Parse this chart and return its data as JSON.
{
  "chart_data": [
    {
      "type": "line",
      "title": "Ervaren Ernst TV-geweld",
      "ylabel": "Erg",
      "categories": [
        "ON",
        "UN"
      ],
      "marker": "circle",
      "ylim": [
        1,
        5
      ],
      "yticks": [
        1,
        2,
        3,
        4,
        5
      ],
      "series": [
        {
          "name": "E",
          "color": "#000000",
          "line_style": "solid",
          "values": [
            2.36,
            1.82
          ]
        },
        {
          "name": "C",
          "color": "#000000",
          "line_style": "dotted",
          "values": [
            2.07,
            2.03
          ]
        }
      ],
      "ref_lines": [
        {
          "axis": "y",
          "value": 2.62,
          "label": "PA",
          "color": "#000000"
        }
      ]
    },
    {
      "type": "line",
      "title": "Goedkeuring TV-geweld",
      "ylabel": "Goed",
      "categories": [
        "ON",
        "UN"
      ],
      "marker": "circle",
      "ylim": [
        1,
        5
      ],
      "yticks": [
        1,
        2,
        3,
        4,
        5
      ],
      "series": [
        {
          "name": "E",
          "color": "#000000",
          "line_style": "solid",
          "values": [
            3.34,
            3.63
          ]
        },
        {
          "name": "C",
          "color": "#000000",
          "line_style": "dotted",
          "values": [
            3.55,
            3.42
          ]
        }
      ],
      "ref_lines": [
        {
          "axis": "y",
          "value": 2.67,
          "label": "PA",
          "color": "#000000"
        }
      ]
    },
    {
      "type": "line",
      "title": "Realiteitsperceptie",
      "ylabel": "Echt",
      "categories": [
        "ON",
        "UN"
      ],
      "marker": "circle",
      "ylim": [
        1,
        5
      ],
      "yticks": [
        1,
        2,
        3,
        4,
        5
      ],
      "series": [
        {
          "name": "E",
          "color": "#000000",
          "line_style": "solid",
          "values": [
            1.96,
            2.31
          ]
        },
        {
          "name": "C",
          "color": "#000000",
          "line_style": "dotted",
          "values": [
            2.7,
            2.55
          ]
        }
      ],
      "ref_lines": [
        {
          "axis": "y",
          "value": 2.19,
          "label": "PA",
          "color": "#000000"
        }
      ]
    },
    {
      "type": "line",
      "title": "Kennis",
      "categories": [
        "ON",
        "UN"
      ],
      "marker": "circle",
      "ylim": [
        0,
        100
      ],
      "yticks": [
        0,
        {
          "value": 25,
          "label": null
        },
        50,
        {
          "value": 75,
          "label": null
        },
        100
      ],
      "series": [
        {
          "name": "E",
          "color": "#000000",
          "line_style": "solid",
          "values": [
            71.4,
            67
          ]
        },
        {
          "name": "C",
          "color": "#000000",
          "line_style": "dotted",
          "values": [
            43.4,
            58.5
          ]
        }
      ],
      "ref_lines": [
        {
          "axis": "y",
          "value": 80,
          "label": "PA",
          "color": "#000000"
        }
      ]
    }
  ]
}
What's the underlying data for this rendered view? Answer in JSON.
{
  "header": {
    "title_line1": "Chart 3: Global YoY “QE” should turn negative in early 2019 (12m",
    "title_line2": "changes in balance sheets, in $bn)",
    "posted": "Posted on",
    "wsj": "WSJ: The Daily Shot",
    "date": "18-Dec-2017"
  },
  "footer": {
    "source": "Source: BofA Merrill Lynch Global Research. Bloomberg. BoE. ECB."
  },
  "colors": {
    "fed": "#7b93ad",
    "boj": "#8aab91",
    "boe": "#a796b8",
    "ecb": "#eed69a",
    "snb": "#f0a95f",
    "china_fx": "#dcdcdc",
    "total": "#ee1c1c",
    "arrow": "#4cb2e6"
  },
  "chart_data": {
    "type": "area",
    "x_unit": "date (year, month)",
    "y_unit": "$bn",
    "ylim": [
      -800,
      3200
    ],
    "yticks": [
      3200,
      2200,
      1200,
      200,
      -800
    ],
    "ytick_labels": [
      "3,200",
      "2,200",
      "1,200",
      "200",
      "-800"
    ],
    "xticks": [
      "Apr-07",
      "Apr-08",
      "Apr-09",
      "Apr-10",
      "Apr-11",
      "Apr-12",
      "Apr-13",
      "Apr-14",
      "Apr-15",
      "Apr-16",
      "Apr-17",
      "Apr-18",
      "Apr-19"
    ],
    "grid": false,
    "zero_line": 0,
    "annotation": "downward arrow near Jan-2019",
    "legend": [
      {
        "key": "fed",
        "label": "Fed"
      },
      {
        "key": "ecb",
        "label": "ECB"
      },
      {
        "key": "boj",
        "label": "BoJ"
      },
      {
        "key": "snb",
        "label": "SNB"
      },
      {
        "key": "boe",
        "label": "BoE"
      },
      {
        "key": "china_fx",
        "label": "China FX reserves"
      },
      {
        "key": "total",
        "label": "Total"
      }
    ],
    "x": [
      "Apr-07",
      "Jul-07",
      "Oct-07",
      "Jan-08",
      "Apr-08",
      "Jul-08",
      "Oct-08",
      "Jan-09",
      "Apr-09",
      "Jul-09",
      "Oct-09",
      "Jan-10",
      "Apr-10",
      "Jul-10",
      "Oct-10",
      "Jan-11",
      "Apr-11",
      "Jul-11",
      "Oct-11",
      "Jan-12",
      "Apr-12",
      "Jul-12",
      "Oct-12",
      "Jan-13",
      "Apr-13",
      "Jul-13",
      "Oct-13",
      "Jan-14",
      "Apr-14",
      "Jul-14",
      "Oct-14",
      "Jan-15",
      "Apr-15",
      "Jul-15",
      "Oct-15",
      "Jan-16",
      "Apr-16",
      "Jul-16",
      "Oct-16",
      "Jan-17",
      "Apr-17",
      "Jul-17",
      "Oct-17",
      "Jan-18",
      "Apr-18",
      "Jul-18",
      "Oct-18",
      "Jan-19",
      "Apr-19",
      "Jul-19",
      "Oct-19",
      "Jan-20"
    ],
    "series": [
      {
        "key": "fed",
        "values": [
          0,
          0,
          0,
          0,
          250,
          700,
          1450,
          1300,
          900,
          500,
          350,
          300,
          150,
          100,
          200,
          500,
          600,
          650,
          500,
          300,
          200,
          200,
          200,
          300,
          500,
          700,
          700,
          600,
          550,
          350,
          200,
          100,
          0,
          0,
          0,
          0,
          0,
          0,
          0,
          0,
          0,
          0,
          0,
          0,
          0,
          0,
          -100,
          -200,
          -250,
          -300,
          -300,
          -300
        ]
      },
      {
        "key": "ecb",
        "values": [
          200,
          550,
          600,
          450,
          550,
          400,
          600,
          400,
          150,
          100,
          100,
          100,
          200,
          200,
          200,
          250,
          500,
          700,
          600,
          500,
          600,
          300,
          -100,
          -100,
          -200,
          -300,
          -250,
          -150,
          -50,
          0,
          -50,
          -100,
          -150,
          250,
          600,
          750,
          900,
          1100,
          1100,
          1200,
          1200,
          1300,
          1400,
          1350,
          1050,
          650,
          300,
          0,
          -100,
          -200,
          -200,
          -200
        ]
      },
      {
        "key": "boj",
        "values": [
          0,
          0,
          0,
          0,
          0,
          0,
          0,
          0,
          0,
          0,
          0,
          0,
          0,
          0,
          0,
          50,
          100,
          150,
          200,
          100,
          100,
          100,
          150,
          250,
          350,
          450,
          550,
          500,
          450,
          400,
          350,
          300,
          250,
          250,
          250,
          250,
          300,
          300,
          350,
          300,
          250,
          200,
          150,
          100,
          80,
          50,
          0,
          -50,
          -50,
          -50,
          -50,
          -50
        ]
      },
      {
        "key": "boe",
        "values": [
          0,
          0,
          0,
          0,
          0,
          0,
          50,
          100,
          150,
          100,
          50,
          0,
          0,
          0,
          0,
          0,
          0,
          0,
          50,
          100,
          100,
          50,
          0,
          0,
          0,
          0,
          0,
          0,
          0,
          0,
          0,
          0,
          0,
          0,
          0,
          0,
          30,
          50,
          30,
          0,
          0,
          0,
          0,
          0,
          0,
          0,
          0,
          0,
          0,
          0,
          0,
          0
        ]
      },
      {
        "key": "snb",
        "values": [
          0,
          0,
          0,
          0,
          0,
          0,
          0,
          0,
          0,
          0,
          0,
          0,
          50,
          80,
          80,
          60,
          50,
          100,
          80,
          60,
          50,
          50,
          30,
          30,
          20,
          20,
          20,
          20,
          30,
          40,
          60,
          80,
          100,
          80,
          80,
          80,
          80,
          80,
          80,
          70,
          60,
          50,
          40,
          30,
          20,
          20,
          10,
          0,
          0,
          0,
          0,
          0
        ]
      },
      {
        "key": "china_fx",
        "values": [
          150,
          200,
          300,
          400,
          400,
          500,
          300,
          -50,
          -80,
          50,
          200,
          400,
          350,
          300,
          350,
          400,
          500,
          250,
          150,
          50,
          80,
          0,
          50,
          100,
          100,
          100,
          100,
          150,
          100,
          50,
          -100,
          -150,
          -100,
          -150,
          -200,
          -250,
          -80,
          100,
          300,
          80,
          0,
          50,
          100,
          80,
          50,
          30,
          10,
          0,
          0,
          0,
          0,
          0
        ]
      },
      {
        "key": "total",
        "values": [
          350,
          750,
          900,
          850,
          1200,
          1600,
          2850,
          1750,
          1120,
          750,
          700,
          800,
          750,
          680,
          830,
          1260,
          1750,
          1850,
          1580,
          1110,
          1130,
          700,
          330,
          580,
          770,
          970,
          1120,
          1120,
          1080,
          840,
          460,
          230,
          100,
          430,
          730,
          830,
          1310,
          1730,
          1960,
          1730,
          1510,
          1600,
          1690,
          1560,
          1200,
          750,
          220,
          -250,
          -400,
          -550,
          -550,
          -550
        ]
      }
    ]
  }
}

::::::::

Find and copy every line in the entries above where the string "Global" occurs.

Answer to the exercise.
    "title_line1": "Chart 3: Global YoY “QE” should turn negative in early 2019 (12m",
    "source": "Source: BofA Merrill Lynch Global Research. Bloomberg. BoE. ECB."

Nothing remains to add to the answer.